**MATERIAL FOR THIS TASK**
++++++++++++++++++++

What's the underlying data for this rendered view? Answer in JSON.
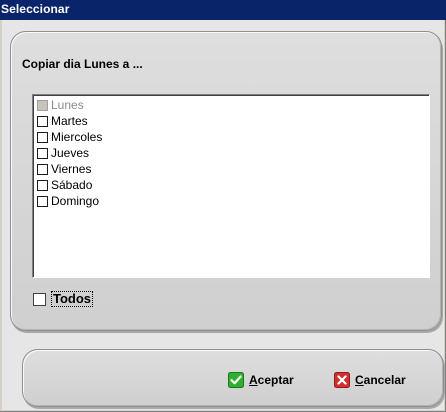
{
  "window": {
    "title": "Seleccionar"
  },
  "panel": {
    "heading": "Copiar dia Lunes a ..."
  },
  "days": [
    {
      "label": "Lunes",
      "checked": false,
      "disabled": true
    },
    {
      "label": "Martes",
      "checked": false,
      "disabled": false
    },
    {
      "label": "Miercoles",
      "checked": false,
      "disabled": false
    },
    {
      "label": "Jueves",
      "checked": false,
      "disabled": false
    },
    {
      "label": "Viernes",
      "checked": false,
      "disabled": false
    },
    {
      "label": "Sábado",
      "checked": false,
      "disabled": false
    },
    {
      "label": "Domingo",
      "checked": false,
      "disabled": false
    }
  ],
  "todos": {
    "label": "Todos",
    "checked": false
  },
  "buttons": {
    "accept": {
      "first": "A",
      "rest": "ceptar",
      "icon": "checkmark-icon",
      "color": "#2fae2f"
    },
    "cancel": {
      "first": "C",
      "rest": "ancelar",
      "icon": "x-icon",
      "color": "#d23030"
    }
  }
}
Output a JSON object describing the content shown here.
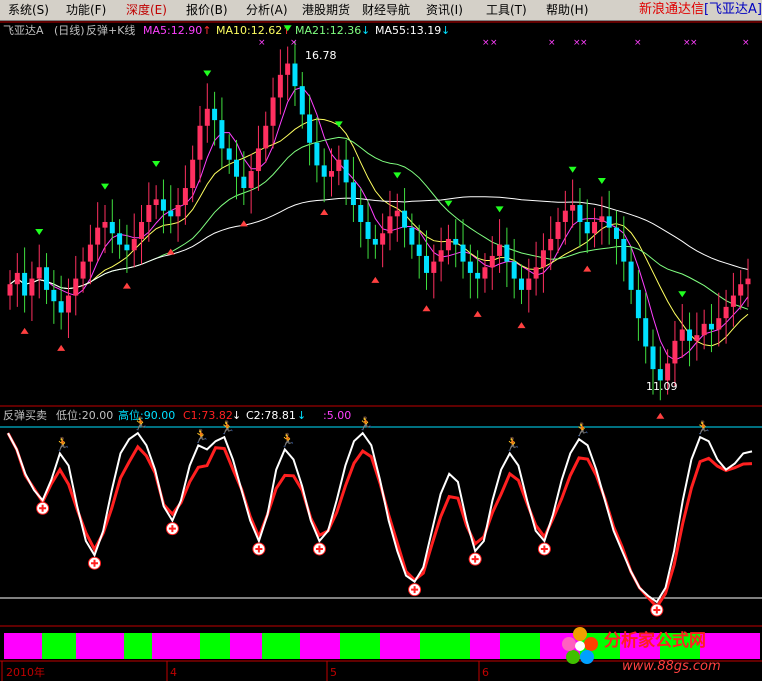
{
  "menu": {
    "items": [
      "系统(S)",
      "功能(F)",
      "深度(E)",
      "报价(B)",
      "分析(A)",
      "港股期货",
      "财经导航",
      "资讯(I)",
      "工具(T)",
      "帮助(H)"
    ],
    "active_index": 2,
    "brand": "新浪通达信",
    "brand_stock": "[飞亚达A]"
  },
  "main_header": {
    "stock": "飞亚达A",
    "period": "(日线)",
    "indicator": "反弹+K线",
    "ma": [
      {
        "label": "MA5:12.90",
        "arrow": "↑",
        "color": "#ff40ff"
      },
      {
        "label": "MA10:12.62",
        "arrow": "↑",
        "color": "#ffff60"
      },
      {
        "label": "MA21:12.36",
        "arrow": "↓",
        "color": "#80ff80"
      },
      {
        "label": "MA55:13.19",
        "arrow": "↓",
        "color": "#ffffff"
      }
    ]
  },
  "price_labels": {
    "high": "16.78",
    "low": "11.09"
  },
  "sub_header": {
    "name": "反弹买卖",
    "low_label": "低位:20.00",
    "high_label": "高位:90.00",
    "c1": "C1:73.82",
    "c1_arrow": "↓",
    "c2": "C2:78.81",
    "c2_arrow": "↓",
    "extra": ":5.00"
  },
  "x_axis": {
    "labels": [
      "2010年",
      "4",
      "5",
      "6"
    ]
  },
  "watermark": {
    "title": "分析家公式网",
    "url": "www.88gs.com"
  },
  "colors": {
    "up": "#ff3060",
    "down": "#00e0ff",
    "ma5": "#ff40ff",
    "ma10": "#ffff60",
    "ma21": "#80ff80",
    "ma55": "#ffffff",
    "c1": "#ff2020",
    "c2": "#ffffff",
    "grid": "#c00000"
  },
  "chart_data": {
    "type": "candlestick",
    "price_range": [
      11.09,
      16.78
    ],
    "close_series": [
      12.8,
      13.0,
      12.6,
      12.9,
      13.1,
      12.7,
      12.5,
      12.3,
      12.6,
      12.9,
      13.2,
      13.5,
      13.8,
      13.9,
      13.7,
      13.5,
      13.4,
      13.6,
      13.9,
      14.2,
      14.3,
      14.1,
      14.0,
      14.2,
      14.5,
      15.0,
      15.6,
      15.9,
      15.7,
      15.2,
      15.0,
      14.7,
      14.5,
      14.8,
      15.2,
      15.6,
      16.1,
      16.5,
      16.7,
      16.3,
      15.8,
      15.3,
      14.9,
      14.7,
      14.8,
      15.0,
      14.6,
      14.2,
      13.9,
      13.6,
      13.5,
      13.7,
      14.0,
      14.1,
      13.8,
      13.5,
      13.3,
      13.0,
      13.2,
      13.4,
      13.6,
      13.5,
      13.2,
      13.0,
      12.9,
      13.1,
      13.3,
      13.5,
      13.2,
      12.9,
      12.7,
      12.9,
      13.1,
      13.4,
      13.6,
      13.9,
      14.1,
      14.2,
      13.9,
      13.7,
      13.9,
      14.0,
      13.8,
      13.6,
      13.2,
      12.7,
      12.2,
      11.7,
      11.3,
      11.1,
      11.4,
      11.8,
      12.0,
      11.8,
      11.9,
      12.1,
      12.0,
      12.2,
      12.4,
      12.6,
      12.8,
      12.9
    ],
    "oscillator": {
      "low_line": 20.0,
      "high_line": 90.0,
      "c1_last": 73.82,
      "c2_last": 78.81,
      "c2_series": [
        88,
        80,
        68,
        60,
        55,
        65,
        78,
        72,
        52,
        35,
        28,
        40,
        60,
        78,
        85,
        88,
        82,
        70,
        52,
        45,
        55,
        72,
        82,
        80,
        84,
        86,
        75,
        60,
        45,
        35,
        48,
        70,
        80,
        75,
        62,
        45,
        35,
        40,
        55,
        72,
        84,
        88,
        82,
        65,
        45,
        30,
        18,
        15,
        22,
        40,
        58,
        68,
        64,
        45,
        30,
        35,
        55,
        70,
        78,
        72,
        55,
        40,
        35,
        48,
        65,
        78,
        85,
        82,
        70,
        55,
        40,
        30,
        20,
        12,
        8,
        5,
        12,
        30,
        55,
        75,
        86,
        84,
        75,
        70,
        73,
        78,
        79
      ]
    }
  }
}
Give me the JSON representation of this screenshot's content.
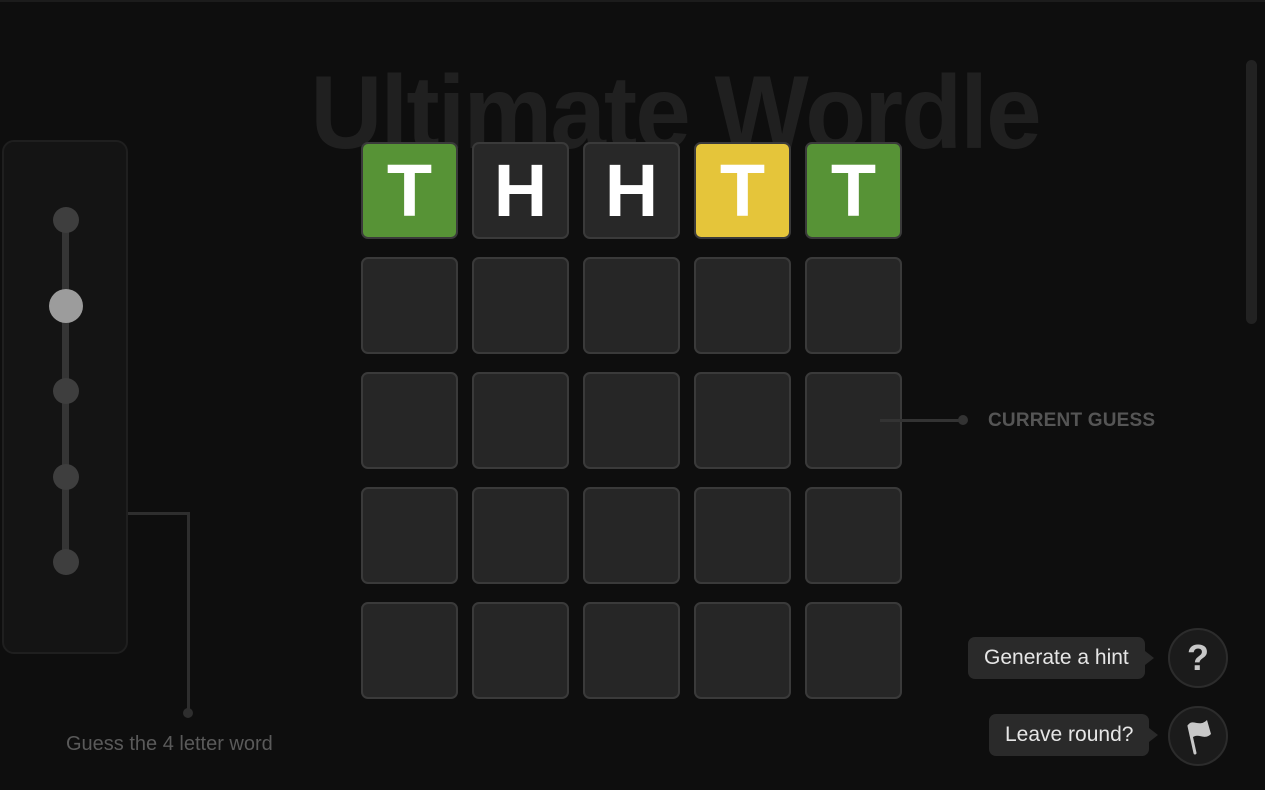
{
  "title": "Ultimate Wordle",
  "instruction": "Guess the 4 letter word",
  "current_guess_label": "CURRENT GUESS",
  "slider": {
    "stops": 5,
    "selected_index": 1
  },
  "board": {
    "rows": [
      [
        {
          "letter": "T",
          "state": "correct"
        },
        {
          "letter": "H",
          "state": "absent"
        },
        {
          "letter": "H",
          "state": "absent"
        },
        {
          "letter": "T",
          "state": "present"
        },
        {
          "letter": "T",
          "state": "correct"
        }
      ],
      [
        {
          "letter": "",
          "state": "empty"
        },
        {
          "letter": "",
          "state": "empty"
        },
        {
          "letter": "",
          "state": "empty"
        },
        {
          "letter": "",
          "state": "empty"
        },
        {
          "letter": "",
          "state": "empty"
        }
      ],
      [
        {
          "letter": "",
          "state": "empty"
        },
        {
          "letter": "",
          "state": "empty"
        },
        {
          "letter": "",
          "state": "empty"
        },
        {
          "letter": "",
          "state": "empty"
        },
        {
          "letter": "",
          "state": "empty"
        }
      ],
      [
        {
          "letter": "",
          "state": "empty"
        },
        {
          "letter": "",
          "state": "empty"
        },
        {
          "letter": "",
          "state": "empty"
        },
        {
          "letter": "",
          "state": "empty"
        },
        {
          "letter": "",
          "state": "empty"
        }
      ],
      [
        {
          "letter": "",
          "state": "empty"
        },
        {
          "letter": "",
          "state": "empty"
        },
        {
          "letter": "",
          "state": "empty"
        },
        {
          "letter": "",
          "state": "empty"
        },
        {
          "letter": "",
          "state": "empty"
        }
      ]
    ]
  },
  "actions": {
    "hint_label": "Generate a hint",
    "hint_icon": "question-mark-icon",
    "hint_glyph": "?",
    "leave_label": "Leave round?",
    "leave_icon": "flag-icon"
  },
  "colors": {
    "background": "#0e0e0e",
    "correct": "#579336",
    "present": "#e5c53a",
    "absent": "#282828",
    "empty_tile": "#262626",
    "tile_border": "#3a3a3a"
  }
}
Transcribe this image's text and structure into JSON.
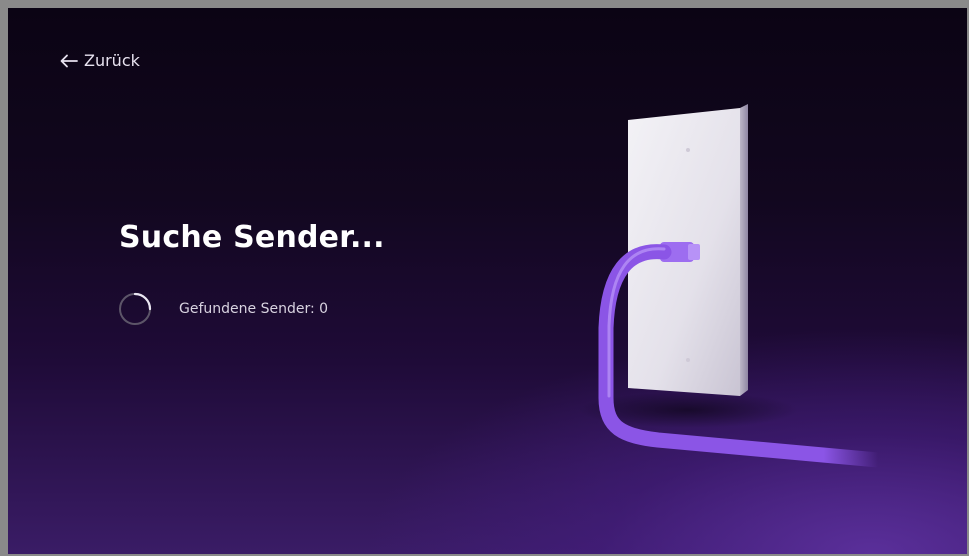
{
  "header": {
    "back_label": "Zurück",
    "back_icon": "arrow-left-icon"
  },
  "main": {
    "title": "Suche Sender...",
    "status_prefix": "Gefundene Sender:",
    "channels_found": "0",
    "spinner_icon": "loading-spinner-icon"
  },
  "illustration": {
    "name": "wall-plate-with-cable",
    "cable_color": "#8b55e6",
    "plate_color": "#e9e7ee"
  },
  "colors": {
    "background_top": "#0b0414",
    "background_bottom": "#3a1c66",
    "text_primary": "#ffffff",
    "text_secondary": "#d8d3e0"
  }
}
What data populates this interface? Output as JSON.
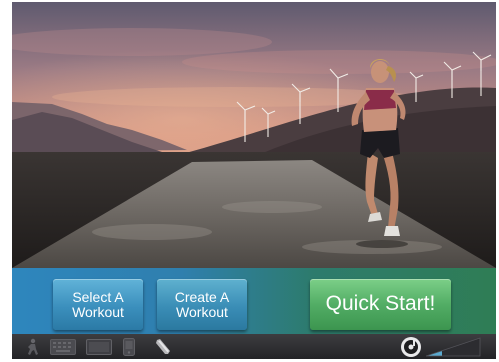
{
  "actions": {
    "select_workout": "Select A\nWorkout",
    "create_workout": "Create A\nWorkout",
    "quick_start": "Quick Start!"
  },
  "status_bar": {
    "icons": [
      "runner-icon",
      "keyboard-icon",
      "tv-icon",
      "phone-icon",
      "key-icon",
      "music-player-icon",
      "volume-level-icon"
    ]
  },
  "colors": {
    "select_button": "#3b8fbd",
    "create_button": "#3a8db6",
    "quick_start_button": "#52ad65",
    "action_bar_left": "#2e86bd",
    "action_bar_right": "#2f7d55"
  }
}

++++++++++++++++++++

**WRITTEN PROBLEM**
The copy should hold exactly the lines from the line containing "What data populates" through the end of the data, both ends included, and no pictures.

**SOLUTION TO THE EXERCISE**
What data populates this interface? Output as JSON.
{
  "actions": {
    "select_workout": "Select A\nWorkout",
    "create_workout": "Create A\nWorkout",
    "quick_start": "Quick Start!"
  },
  "status_bar": {
    "icons": [
      "runner-icon",
      "keyboard-icon",
      "tv-icon",
      "phone-icon",
      "key-icon",
      "music-player-icon",
      "volume-level-icon"
    ]
  },
  "colors": {
    "select_button": "#3b8fbd",
    "create_button": "#3a8db6",
    "quick_start_button": "#52ad65",
    "action_bar_left": "#2e86bd",
    "action_bar_right": "#2f7d55"
  }
}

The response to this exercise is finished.